▸ **EXERCISE**:
Retype every entry exactly, character for character.

▸ **TASK INPUT**:
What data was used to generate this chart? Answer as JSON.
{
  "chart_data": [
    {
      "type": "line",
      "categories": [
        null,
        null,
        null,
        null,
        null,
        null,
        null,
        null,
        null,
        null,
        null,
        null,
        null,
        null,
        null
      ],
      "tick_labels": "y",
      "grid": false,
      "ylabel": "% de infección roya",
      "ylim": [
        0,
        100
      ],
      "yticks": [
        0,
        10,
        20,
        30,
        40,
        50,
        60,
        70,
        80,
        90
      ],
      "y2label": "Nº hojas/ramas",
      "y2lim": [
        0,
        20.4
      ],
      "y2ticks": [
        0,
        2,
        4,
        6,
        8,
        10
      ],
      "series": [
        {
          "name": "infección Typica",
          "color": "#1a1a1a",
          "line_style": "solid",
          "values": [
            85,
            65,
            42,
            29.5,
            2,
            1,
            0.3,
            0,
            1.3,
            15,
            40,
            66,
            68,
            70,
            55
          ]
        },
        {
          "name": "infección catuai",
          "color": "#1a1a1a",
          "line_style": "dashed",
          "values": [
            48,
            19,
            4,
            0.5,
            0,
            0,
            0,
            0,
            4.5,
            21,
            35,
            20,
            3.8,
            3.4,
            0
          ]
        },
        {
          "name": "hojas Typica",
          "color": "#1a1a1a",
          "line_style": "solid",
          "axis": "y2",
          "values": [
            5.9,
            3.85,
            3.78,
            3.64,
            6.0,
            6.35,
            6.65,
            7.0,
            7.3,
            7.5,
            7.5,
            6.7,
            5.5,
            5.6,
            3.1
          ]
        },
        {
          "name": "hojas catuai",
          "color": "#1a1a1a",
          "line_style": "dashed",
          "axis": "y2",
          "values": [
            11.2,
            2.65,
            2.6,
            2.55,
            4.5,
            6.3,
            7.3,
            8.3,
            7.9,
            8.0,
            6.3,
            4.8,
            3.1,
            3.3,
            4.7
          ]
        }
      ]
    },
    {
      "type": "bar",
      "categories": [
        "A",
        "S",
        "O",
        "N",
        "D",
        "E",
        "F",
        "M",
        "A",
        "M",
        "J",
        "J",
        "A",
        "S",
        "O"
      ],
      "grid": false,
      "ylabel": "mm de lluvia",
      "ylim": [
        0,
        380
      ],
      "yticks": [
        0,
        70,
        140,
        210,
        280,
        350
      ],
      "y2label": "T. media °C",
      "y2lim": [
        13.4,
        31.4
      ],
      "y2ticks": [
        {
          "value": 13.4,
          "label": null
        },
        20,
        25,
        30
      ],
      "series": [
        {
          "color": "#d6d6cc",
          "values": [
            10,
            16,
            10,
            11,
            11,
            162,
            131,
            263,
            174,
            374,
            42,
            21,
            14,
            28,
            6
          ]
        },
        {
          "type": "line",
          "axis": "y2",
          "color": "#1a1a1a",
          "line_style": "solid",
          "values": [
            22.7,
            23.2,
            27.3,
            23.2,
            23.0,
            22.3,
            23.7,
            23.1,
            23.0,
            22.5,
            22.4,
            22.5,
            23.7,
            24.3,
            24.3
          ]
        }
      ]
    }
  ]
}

▸ **WORKED SOLUTION**:
What data was used to generate this chart? Answer as JSON.
{
  "chart_data": [
    {
      "type": "line",
      "categories": [
        null,
        null,
        null,
        null,
        null,
        null,
        null,
        null,
        null,
        null,
        null,
        null,
        null,
        null,
        null
      ],
      "tick_labels": "y",
      "grid": false,
      "ylabel": "% de infección roya",
      "ylim": [
        0,
        100
      ],
      "yticks": [
        0,
        10,
        20,
        30,
        40,
        50,
        60,
        70,
        80,
        90
      ],
      "y2label": "Nº hojas/ramas",
      "y2lim": [
        0,
        20.4
      ],
      "y2ticks": [
        0,
        2,
        4,
        6,
        8,
        10
      ],
      "series": [
        {
          "name": "infección Typica",
          "color": "#1a1a1a",
          "line_style": "solid",
          "values": [
            85,
            65,
            42,
            29.5,
            2,
            1,
            0.3,
            0,
            1.3,
            15,
            40,
            66,
            68,
            70,
            55
          ]
        },
        {
          "name": "infección catuai",
          "color": "#1a1a1a",
          "line_style": "dashed",
          "values": [
            48,
            19,
            4,
            0.5,
            0,
            0,
            0,
            0,
            4.5,
            21,
            35,
            20,
            3.8,
            3.4,
            0
          ]
        },
        {
          "name": "hojas Typica",
          "color": "#1a1a1a",
          "line_style": "solid",
          "axis": "y2",
          "values": [
            5.9,
            3.85,
            3.78,
            3.64,
            6.0,
            6.35,
            6.65,
            7.0,
            7.3,
            7.5,
            7.5,
            6.7,
            5.5,
            5.6,
            3.1
          ]
        },
        {
          "name": "hojas catuai",
          "color": "#1a1a1a",
          "line_style": "dashed",
          "axis": "y2",
          "values": [
            11.2,
            2.65,
            2.6,
            2.55,
            4.5,
            6.3,
            7.3,
            8.3,
            7.9,
            8.0,
            6.3,
            4.8,
            3.1,
            3.3,
            4.7
          ]
        }
      ]
    },
    {
      "type": "bar",
      "categories": [
        "A",
        "S",
        "O",
        "N",
        "D",
        "E",
        "F",
        "M",
        "A",
        "M",
        "J",
        "J",
        "A",
        "S",
        "O"
      ],
      "grid": false,
      "ylabel": "mm de lluvia",
      "ylim": [
        0,
        380
      ],
      "yticks": [
        0,
        70,
        140,
        210,
        280,
        350
      ],
      "y2label": "T. media °C",
      "y2lim": [
        13.4,
        31.4
      ],
      "y2ticks": [
        {
          "value": 13.4,
          "label": null
        },
        20,
        25,
        30
      ],
      "series": [
        {
          "color": "#d6d6cc",
          "values": [
            10,
            16,
            10,
            11,
            11,
            162,
            131,
            263,
            174,
            374,
            42,
            21,
            14,
            28,
            6
          ]
        },
        {
          "type": "line",
          "axis": "y2",
          "color": "#1a1a1a",
          "line_style": "solid",
          "values": [
            22.7,
            23.2,
            27.3,
            23.2,
            23.0,
            22.3,
            23.7,
            23.1,
            23.0,
            22.5,
            22.4,
            22.5,
            23.7,
            24.3,
            24.3
          ]
        }
      ]
    }
  ]
}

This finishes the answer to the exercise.